[Stored entries]
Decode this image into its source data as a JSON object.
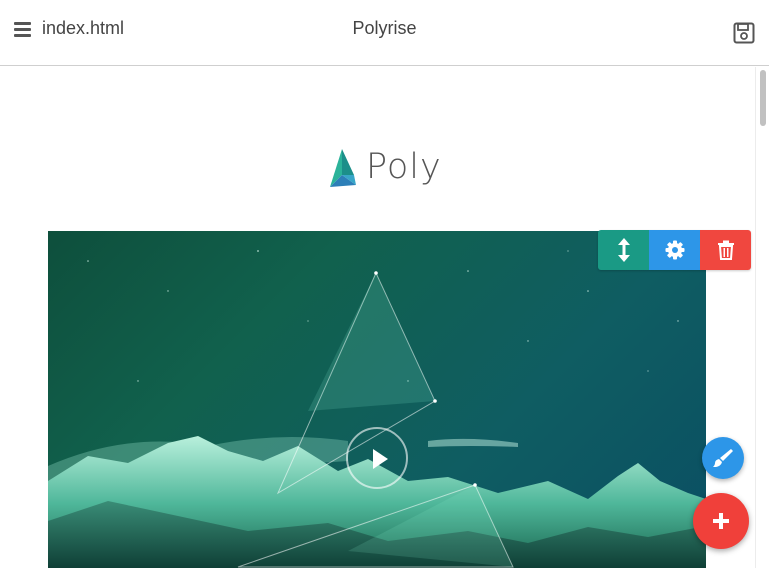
{
  "header": {
    "file_name": "index.html",
    "app_title": "Polyrise",
    "menu_icon": "hamburger-menu-icon",
    "save_icon": "floppy-disk-icon"
  },
  "page": {
    "logo_text": "Poly",
    "logo_icon": "poly-triangle-logo-icon"
  },
  "hero_block": {
    "play_icon": "play-icon",
    "toolbar": [
      {
        "name": "resize",
        "icon": "vertical-resize-icon",
        "color": "#1a9a85"
      },
      {
        "name": "settings",
        "icon": "gear-icon",
        "color": "#2d96e8"
      },
      {
        "name": "delete",
        "icon": "trash-icon",
        "color": "#f0473f"
      }
    ]
  },
  "fabs": {
    "brush": {
      "icon": "paintbrush-icon",
      "color": "#2d96e8"
    },
    "add": {
      "icon": "plus-icon",
      "color": "#f0403a"
    }
  }
}
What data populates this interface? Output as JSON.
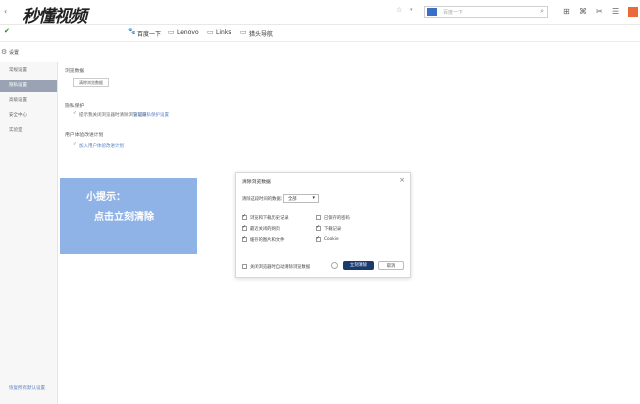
{
  "watermark": "秒懂视频",
  "browser": {
    "search_placeholder": "百度一下",
    "bookmarks": [
      "百度一下",
      "Lenovo",
      "Links",
      "猎头导航"
    ]
  },
  "settings": {
    "title": "设置",
    "nav": [
      "常规设置",
      "隐私设置",
      "高级设置",
      "安全中心",
      "实验室"
    ],
    "active_nav": "隐私设置",
    "bottom_link": "恢复所有默认设置",
    "sections": {
      "browse_data": {
        "heading": "浏览数据",
        "button": "清除浏览数据"
      },
      "privacy": {
        "heading": "隐私保护",
        "option": "提示我关闭浏览器时清除浏览记录",
        "link": "管理隐私保护设置"
      },
      "plan": {
        "heading": "用户体验改进计划",
        "option": "加入用户体验改进计划"
      }
    }
  },
  "tip": {
    "line1": "小提示：",
    "line2": "点击立刻清除"
  },
  "dialog": {
    "title": "清除浏览数据",
    "range_label": "清除这段时间的数据：",
    "range_value": "全部",
    "options": [
      {
        "label": "浏览和下载历史记录",
        "checked": true
      },
      {
        "label": "已保存的密码",
        "checked": false
      },
      {
        "label": "最近关闭的网页",
        "checked": true
      },
      {
        "label": "下载记录",
        "checked": true
      },
      {
        "label": "缓存的图片和文件",
        "checked": true
      },
      {
        "label": "Cookie",
        "checked": true
      }
    ],
    "close_clear": "关闭浏览器时自动清除浏览数据",
    "clear_button": "立刻清除",
    "cancel_button": "取消"
  },
  "colors": {
    "tip_bg": "#8fb3e7",
    "accent": "#1a3a6e",
    "sidebar_active": "#9aa3b3"
  }
}
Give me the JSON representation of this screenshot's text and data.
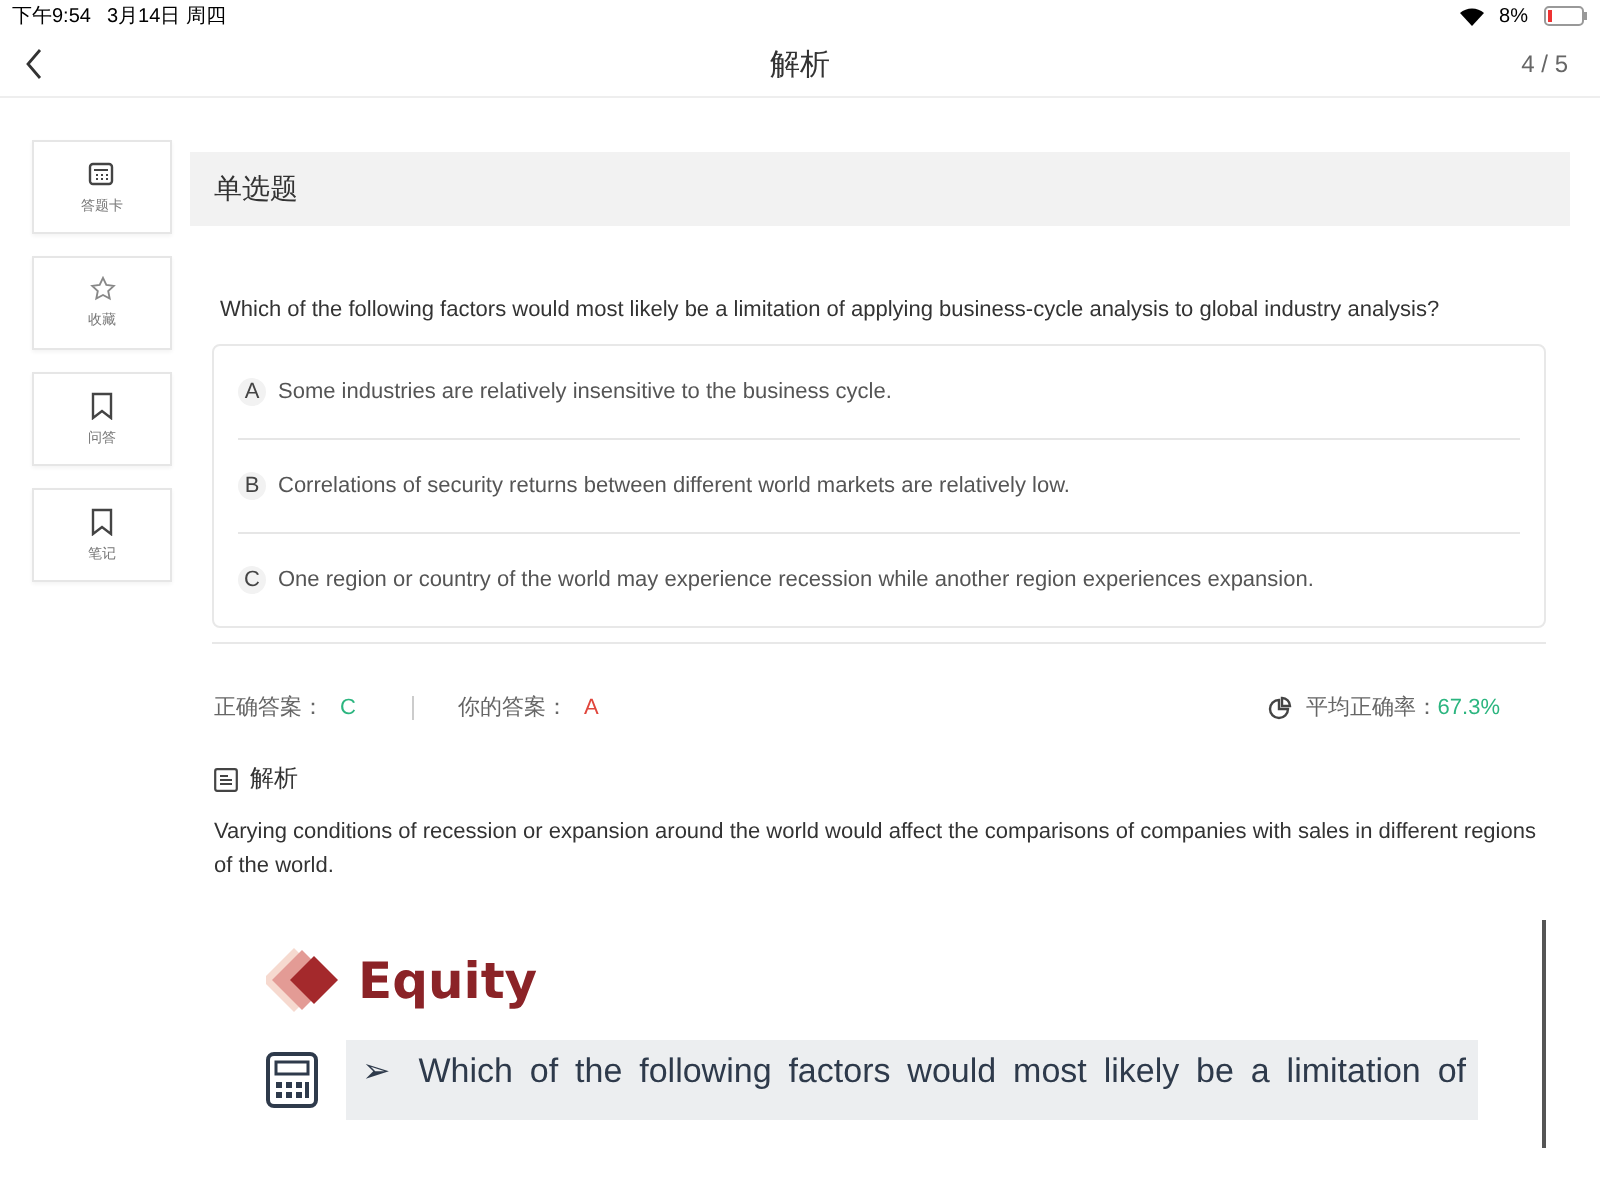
{
  "status_bar": {
    "time": "下午9:54",
    "date": "3月14日 周四",
    "battery": "8%"
  },
  "nav": {
    "title": "解析",
    "page": "4 / 5"
  },
  "sidebar": [
    {
      "kind": "card",
      "label": "答题卡"
    },
    {
      "kind": "star",
      "label": "收藏"
    },
    {
      "kind": "bookmark",
      "label": "问答"
    },
    {
      "kind": "bookmark",
      "label": "笔记"
    }
  ],
  "question_type": "单选题",
  "question": "Which of the following factors would most likely be a limitation of applying business-cycle analysis to global industry analysis?",
  "options": [
    {
      "letter": "A",
      "text": "Some industries are relatively insensitive to the business cycle."
    },
    {
      "letter": "B",
      "text": "Correlations of security returns between different world markets are relatively low."
    },
    {
      "letter": "C",
      "text": "One region or country of the world may experience recession while another region experiences expansion."
    }
  ],
  "result": {
    "correct_label": "正确答案：",
    "correct": "C",
    "yours_label": "你的答案：",
    "yours": "A",
    "rate_label": "平均正确率：",
    "rate": "67.3%"
  },
  "analysis": {
    "heading": "解析",
    "text": "Varying conditions of recession or expansion around the world would affect the comparisons of companies with sales in different regions of the world."
  },
  "slide": {
    "title": "Equity",
    "bullet": "➢",
    "line": "Which of the following factors would most likely be a limitation of"
  }
}
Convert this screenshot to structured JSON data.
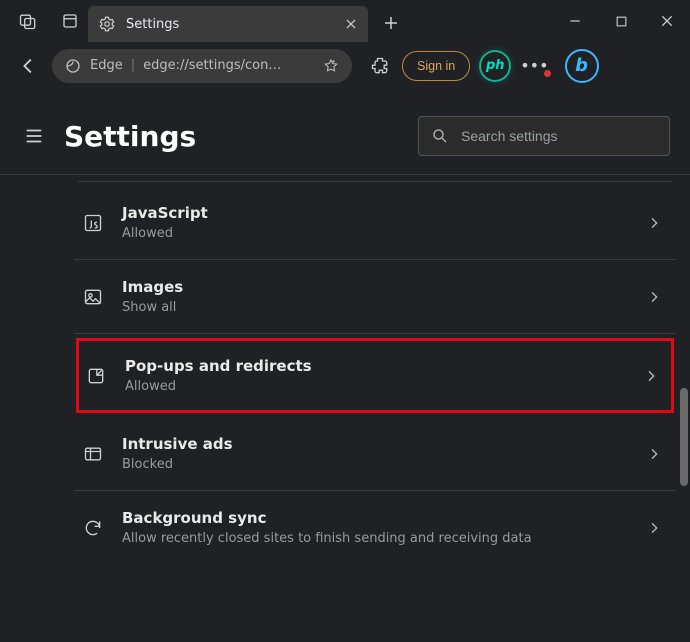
{
  "titlebar": {
    "tab_title": "Settings"
  },
  "toolbar": {
    "brand": "Edge",
    "url": "edge://settings/con…",
    "signin": "Sign in",
    "ph": "ph"
  },
  "header": {
    "title": "Settings",
    "search_placeholder": "Search settings"
  },
  "rows": [
    {
      "title": "JavaScript",
      "sub": "Allowed",
      "icon": "js-icon"
    },
    {
      "title": "Images",
      "sub": "Show all",
      "icon": "image-icon"
    },
    {
      "title": "Pop-ups and redirects",
      "sub": "Allowed",
      "icon": "popup-icon",
      "highlight": true
    },
    {
      "title": "Intrusive ads",
      "sub": "Blocked",
      "icon": "ads-icon"
    },
    {
      "title": "Background sync",
      "sub": "Allow recently closed sites to finish sending and receiving data",
      "icon": "sync-icon"
    }
  ]
}
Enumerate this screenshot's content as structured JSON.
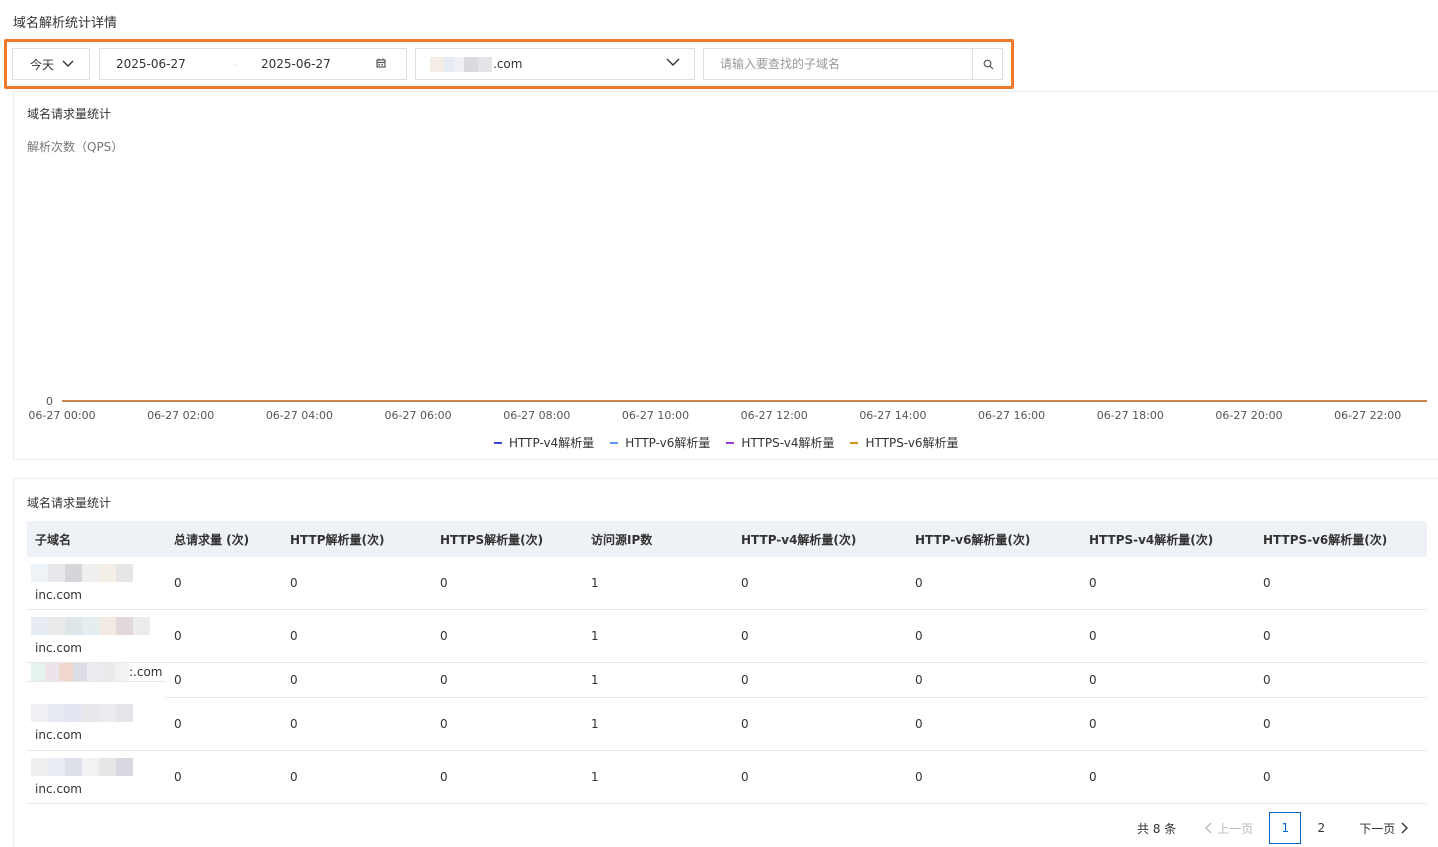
{
  "page": {
    "title": "域名解析统计详情"
  },
  "filters": {
    "period": "今天",
    "date_start": "2025-06-27",
    "date_separator": "-",
    "date_end": "2025-06-27",
    "domain_suffix": ".com",
    "search_placeholder": "请输入要查找的子域名"
  },
  "chart_section": {
    "title": "域名请求量统计",
    "ylabel": "解析次数（QPS）"
  },
  "chart_data": {
    "type": "line",
    "title": "域名请求量统计",
    "ylabel": "解析次数（QPS）",
    "xlabel": "",
    "x_ticks": [
      "06-27 00:00",
      "06-27 02:00",
      "06-27 04:00",
      "06-27 06:00",
      "06-27 08:00",
      "06-27 10:00",
      "06-27 12:00",
      "06-27 14:00",
      "06-27 16:00",
      "06-27 18:00",
      "06-27 20:00",
      "06-27 22:00"
    ],
    "y_ticks": [
      "0"
    ],
    "ylim": [
      0,
      0
    ],
    "grid": false,
    "legend_position": "bottom",
    "series": [
      {
        "name": "HTTP-v4解析量",
        "color": "#3b46d6",
        "values": [
          0,
          0,
          0,
          0,
          0,
          0,
          0,
          0,
          0,
          0,
          0,
          0
        ]
      },
      {
        "name": "HTTP-v6解析量",
        "color": "#5b9bf0",
        "values": [
          0,
          0,
          0,
          0,
          0,
          0,
          0,
          0,
          0,
          0,
          0,
          0
        ]
      },
      {
        "name": "HTTPS-v4解析量",
        "color": "#a03ad0",
        "values": [
          0,
          0,
          0,
          0,
          0,
          0,
          0,
          0,
          0,
          0,
          0,
          0
        ]
      },
      {
        "name": "HTTPS-v6解析量",
        "color": "#d8901a",
        "values": [
          0,
          0,
          0,
          0,
          0,
          0,
          0,
          0,
          0,
          0,
          0,
          0
        ]
      }
    ]
  },
  "table_section": {
    "title": "域名请求量统计",
    "columns": [
      "子域名",
      "总请求量 (次)",
      "HTTP解析量(次)",
      "HTTPS解析量(次)",
      "访问源IP数",
      "HTTP-v4解析量(次)",
      "HTTP-v6解析量(次)",
      "HTTPS-v4解析量(次)",
      "HTTPS-v6解析量(次)"
    ],
    "rows": [
      {
        "subdomain_suffix": "inc.com",
        "values": [
          "0",
          "0",
          "0",
          "1",
          "0",
          "0",
          "0",
          "0"
        ]
      },
      {
        "subdomain_suffix": "inc.com",
        "values": [
          "0",
          "0",
          "0",
          "1",
          "0",
          "0",
          "0",
          "0"
        ]
      },
      {
        "subdomain_suffix": ":.com",
        "values": [
          "0",
          "0",
          "0",
          "1",
          "0",
          "0",
          "0",
          "0"
        ]
      },
      {
        "subdomain_suffix": "inc.com",
        "values": [
          "0",
          "0",
          "0",
          "1",
          "0",
          "0",
          "0",
          "0"
        ]
      },
      {
        "subdomain_suffix": "inc.com",
        "values": [
          "0",
          "0",
          "0",
          "1",
          "0",
          "0",
          "0",
          "0"
        ]
      }
    ]
  },
  "pagination": {
    "total": "共 8 条",
    "prev": "上一页",
    "pages": [
      "1",
      "2"
    ],
    "current": "1",
    "next": "下一页"
  }
}
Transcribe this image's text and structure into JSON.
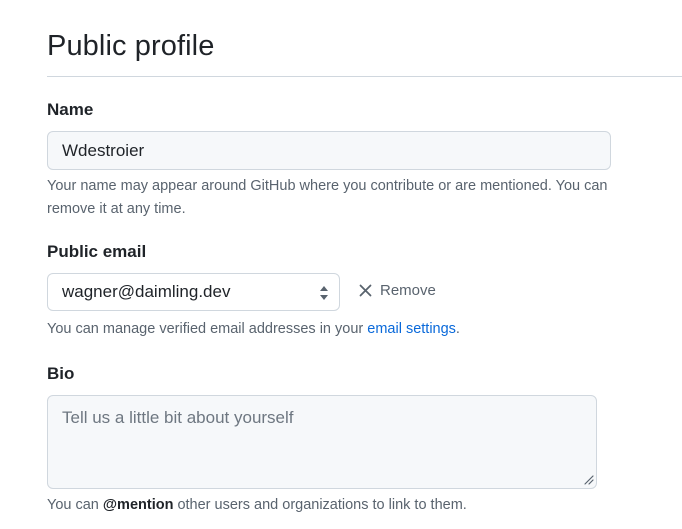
{
  "page": {
    "title": "Public profile"
  },
  "name_field": {
    "label": "Name",
    "value": "Wdestroier",
    "note_line1": "Your name may appear around GitHub where you contribute or are mentioned. You can",
    "note_line2": "remove it at any time."
  },
  "email_field": {
    "label": "Public email",
    "selected": "wagner@daimling.dev",
    "remove_label": "Remove",
    "note_prefix": "You can manage verified email addresses in your ",
    "note_link": "email settings",
    "note_suffix": "."
  },
  "bio_field": {
    "label": "Bio",
    "placeholder": "Tell us a little bit about yourself",
    "note_prefix": "You can ",
    "note_mention": "@mention",
    "note_suffix": " other users and organizations to link to them."
  },
  "colors": {
    "text": "#1f2328",
    "muted": "#59636e",
    "link": "#0969da",
    "border": "#d0d7de",
    "input_bg": "#f6f8fa"
  }
}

**The request:**
Tally the lines of the listing that include "would". Reply with nothing but the count.

**Finished answer:**
3